PROVIDED RECORDS:

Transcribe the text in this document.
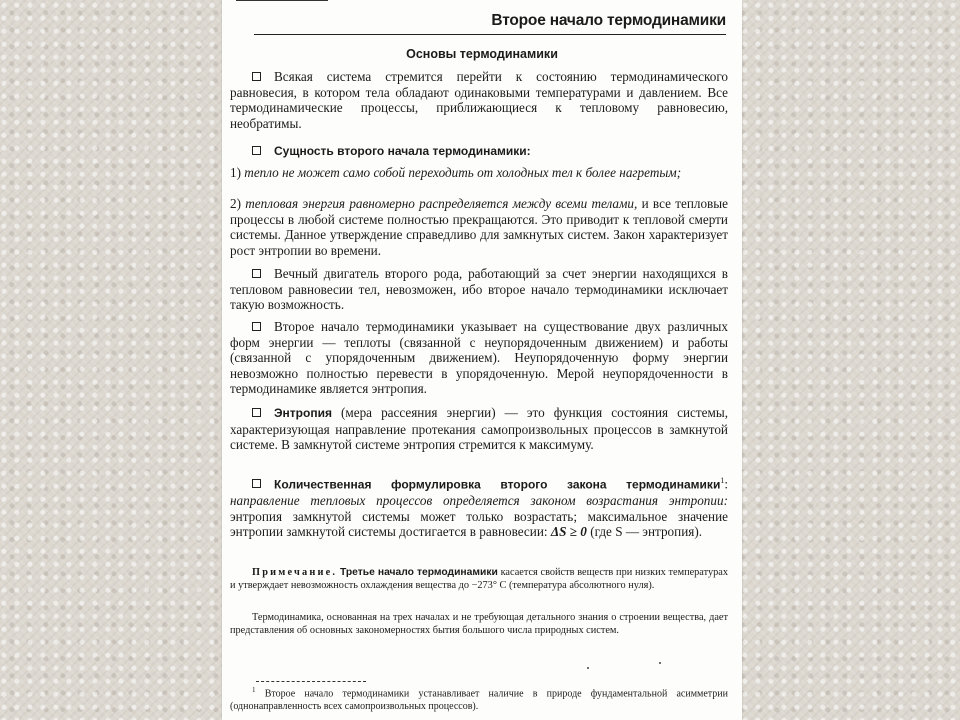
Второе начало термодинамики
Основы термодинамики
Всякая система стремится перейти к состоянию термодинамического равновесия, в котором тела обладают одинаковыми температурами и давлением. Все термодинамические процессы, приближающиеся к тепловому равновесию, необратимы.
Сущность второго начала термодинамики:
1) тепло не может само собой переходить от холодных тел к более нагретым;
2) тепловая энергия равномерно распределяется между всеми телами, и все тепловые процессы в любой системе полностью прекращаются. Это приводит к тепловой смерти системы. Данное утверждение справедливо для замкнутых систем. Закон характеризует рост энтропии во времени.
Вечный двигатель второго рода, работающий за счет энергии находящихся в тепловом равновесии тел, невозможен, ибо второе начало термодинамики исключает такую возможность.
Второе начало термодинамики указывает на существование двух различных форм энергии — теплоты (связанной с неупорядоченным движением) и работы (связанной с упорядоченным движением). Неупорядоченную форму энергии невозможно полностью перевести в упорядоченную. Мерой неупорядоченности в термодинамике является энтропия.
Энтропия (мера рассеяния энергии) — это функция состояния системы, характеризующая направление протекания самопроизвольных процессов в замкнутой системе. В замкнутой системе энтропия стремится к максимуму.
Количественная формулировка второго закона термодинамики$^1$: направление тепловых процессов определяется законом возрастания энтропии: энтропия замкнутой системы может только возрастать; максимальное значение энтропии замкнутой системы достигается в равновесии: ΔS ≥ 0 (где S — энтропия).
Примечание. Третье начало термодинамики касается свойств веществ при низких температурах и утверждает невозможность охлаждения вещества до −273° С (температура абсолютного нуля).
Термодинамика, основанная на трех началах и не требующая детального знания о строении вещества, дает представления об основных закономерностях бытия большого числа природных систем.
$^1$ Второе начало термодинамики устанавливает наличие в природе фундаментальной асимметрии (однонаправленность всех самопроизвольных процессов).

WORK TO COMPLETE: Check each line in the listing above for the string "системе", then report how many lines contain it, with no other text.

ANSWER TO THE EXERCISE: 2